▶ [What you will do]: Everything from the line with "What's the underlying" to the end of the data should be restated word for word, and nothing before it.

▶ [Input]:
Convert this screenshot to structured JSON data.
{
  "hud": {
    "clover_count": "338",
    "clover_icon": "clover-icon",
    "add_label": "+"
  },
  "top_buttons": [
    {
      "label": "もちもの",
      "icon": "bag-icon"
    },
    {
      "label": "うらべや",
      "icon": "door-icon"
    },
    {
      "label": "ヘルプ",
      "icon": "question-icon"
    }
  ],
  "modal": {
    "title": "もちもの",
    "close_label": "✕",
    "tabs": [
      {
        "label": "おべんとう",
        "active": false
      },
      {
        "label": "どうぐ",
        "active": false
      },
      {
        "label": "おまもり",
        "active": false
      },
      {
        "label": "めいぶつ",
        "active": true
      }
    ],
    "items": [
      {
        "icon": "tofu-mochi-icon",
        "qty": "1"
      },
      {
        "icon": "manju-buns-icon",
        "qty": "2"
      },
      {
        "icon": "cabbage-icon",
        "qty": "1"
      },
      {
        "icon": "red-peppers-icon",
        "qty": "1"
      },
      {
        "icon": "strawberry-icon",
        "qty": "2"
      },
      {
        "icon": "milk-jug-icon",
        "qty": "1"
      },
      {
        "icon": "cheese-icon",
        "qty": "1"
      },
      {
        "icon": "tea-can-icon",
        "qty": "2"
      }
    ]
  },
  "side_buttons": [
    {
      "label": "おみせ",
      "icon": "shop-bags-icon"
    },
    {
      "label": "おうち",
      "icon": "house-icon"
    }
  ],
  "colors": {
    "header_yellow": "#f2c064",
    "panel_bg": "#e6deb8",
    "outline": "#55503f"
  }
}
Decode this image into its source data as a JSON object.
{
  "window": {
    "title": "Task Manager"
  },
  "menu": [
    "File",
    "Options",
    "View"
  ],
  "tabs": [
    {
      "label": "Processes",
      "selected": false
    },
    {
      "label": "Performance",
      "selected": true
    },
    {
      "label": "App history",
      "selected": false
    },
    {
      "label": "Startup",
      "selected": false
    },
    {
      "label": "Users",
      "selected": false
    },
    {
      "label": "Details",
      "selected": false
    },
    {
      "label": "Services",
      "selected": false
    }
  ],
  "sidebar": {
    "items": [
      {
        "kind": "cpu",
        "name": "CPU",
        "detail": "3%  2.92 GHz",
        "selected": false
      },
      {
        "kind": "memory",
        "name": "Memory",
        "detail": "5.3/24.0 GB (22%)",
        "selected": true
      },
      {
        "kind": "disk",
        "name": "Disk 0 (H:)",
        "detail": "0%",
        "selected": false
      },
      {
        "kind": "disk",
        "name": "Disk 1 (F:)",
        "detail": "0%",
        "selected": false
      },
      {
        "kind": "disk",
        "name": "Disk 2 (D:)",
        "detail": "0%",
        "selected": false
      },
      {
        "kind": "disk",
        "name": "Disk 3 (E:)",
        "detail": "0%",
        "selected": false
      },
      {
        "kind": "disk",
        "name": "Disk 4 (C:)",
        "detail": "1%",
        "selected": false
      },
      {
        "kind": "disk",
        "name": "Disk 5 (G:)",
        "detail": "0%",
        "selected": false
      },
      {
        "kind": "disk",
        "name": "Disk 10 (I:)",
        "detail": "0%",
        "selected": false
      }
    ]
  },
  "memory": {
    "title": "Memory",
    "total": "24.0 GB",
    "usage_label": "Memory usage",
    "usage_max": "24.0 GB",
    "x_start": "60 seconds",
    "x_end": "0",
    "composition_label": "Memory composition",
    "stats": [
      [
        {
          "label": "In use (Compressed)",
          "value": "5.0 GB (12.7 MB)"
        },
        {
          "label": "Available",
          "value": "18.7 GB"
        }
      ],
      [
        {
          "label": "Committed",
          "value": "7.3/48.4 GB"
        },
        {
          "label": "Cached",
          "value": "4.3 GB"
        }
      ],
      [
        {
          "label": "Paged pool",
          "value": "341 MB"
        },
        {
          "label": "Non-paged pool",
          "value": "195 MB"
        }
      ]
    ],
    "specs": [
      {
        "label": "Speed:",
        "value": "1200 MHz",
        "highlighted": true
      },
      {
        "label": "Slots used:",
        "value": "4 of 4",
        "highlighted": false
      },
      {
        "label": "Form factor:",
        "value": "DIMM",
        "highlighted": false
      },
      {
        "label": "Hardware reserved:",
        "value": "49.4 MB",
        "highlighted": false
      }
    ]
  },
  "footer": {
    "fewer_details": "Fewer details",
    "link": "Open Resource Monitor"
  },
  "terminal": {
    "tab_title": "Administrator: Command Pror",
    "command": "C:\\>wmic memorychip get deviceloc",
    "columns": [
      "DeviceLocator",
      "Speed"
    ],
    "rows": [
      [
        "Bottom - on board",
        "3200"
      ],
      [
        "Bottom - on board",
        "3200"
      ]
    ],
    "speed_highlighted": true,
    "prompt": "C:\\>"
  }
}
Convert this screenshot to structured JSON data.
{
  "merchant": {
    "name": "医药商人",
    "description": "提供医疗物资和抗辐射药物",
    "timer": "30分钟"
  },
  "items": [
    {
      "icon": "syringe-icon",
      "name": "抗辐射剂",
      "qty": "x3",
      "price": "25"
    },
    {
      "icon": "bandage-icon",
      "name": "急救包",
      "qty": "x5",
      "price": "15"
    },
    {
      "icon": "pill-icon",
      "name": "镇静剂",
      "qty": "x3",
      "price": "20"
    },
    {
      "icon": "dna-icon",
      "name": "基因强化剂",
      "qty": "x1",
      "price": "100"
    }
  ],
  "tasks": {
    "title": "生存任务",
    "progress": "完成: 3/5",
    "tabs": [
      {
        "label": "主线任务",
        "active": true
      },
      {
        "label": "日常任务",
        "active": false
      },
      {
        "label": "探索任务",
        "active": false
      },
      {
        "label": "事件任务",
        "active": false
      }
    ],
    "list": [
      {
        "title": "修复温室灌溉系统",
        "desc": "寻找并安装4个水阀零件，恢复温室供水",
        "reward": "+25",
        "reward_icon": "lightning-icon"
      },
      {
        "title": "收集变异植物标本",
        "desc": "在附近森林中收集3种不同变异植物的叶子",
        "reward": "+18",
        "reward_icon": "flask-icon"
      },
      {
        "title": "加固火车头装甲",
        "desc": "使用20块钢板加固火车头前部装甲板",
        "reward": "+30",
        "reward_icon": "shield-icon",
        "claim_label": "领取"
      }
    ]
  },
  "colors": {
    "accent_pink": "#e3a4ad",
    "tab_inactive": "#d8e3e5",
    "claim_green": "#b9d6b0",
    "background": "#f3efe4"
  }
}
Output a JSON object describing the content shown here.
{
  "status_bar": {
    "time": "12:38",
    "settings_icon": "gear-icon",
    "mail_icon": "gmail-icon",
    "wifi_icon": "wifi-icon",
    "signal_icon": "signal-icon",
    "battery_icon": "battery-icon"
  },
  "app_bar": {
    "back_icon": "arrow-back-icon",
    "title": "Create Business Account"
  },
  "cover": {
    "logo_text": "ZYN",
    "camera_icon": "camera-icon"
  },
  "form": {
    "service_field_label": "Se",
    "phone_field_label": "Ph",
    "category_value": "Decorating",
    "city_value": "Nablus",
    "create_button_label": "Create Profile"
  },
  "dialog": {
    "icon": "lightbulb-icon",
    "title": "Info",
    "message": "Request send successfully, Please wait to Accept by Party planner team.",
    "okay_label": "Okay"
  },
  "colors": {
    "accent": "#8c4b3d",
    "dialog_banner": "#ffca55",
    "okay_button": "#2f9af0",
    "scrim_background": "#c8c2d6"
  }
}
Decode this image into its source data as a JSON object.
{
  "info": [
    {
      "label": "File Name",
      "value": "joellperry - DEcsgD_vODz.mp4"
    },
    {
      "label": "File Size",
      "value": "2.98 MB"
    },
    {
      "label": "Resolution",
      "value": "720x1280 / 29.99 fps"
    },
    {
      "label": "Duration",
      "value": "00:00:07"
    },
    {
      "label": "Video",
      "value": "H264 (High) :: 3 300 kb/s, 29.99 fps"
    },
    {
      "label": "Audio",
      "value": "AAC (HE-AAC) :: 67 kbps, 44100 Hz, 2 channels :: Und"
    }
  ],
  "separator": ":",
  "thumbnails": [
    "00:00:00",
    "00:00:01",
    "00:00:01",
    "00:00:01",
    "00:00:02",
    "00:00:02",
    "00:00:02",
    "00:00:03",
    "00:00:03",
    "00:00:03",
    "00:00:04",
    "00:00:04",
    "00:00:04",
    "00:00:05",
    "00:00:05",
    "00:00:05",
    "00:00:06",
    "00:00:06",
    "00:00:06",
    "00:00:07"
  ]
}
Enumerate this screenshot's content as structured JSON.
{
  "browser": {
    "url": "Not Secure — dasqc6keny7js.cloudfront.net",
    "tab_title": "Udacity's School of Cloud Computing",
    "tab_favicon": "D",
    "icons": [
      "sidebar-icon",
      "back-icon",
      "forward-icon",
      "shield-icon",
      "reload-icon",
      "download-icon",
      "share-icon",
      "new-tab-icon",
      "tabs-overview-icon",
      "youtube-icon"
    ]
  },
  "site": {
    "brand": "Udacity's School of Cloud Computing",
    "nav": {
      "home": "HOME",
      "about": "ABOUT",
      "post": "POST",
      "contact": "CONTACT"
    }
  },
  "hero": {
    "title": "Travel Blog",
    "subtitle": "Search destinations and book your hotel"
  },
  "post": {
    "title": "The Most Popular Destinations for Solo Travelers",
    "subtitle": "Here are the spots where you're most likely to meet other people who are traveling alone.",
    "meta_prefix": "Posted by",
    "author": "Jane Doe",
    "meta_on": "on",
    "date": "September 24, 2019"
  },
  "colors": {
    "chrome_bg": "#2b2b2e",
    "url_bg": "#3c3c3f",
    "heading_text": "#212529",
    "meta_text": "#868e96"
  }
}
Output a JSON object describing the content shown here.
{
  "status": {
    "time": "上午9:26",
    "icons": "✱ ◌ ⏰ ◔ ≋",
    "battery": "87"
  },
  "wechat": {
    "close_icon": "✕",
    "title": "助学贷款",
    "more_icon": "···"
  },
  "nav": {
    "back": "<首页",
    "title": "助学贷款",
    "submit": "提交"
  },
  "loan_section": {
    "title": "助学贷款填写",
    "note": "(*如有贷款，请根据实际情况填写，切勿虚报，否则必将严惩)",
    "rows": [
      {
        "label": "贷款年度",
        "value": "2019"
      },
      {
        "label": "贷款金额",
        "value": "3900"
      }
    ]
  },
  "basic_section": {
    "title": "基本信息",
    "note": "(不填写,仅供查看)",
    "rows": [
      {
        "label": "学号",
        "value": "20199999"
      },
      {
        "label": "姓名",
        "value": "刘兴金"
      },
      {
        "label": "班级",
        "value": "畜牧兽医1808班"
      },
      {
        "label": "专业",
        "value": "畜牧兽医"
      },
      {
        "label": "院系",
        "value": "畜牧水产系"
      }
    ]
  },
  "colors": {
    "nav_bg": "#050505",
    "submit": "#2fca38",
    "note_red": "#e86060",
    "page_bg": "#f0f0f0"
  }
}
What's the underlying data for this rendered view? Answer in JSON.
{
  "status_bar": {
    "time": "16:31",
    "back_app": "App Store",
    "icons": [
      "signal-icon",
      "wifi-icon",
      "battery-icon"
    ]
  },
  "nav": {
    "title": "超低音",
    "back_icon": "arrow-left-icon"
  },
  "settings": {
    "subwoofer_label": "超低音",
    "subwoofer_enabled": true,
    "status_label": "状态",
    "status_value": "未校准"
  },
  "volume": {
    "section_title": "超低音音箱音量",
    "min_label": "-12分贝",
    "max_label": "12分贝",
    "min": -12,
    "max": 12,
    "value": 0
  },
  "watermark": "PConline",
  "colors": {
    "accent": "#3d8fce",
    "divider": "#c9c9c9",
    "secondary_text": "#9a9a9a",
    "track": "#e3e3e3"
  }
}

▶ [Solution to this exercise]:
What's the underlying data for this rendered view? Answer in JSON.
{
  "status_bar": {
    "time": "16:31",
    "back_app": "App Store",
    "icons": [
      "signal-icon",
      "wifi-icon",
      "battery-icon"
    ]
  },
  "nav": {
    "title": "超低音",
    "back_icon": "arrow-left-icon"
  },
  "settings": {
    "subwoofer_label": "超低音",
    "subwoofer_enabled": true,
    "status_label": "状态",
    "status_value": "未校准"
  },
  "volume": {
    "section_title": "超低音音箱音量",
    "min_label": "-12分贝",
    "max_label": "12分贝",
    "min": -12,
    "max": 12,
    "value": 0
  },
  "watermark": "PConline",
  "colors": {
    "accent": "#3d8fce",
    "divider": "#c9c9c9",
    "secondary_text": "#9a9a9a",
    "track": "#e3e3e3"
  }
}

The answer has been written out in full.